Items from a data source:
-- START --

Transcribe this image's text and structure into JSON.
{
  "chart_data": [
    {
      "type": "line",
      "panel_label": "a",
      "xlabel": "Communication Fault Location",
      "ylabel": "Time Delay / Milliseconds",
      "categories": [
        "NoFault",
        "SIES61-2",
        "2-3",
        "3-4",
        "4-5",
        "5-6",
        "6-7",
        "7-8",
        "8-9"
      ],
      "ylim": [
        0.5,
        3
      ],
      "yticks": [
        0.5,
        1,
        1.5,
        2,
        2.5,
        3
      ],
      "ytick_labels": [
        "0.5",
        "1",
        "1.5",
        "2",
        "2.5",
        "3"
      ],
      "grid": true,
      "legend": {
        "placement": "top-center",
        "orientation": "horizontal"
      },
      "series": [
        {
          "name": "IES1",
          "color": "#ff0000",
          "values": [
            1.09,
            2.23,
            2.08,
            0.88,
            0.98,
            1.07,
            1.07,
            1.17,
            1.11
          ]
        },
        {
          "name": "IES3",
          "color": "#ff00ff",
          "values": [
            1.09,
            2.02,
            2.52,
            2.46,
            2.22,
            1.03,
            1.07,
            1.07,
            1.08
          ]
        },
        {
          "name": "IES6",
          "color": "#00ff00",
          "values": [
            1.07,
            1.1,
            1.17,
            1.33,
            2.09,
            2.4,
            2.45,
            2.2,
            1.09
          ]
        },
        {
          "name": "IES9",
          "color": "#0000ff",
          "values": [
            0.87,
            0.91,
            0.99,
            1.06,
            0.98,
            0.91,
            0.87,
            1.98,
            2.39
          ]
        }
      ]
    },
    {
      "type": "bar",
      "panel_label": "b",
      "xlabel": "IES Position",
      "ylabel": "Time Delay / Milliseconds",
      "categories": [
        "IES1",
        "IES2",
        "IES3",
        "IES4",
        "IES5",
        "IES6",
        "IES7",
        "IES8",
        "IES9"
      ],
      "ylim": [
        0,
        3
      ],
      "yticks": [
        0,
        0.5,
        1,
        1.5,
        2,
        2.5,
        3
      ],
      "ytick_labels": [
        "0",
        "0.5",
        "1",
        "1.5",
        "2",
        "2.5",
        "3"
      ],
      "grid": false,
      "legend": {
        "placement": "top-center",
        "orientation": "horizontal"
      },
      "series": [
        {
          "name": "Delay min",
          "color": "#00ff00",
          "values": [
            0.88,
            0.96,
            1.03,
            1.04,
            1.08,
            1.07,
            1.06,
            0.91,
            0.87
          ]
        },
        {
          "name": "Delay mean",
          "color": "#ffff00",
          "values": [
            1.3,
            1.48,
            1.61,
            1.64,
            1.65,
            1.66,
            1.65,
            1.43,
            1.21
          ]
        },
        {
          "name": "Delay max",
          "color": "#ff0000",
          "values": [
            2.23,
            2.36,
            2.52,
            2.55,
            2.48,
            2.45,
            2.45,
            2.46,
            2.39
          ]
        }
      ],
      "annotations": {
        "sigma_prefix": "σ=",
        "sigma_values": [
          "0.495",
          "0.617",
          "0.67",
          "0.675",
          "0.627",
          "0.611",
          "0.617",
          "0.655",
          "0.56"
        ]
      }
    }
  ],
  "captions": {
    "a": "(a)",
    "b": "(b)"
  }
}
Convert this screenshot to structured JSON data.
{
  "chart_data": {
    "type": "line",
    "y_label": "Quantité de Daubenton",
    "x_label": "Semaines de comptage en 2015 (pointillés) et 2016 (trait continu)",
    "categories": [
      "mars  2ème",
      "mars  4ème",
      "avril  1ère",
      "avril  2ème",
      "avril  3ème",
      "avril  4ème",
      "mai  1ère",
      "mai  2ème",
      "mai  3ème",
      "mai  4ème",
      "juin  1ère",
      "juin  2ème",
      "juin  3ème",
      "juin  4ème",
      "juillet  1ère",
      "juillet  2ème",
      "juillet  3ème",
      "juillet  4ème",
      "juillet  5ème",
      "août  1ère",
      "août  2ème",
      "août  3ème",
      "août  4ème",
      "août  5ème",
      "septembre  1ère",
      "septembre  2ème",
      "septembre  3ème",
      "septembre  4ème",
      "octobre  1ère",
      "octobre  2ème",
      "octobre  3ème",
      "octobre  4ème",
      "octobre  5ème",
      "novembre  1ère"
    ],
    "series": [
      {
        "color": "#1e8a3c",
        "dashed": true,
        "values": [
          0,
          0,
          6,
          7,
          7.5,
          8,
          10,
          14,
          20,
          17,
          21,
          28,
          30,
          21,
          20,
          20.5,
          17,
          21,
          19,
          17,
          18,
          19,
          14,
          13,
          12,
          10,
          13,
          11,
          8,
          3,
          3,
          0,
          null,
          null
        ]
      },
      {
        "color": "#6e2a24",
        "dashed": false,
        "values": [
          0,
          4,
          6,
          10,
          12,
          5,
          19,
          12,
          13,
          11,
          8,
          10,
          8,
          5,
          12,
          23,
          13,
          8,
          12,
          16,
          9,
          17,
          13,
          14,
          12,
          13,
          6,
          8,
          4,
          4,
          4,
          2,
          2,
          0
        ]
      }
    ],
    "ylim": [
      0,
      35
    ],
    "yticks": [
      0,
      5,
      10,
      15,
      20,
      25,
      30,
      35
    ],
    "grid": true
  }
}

-- END --

Identify each line in the records above that contains the word "octobre", and copy it out in full.

      "octobre  1ère",
      "octobre  2ème",
      "octobre  3ème",
      "octobre  4ème",
      "octobre  5ème",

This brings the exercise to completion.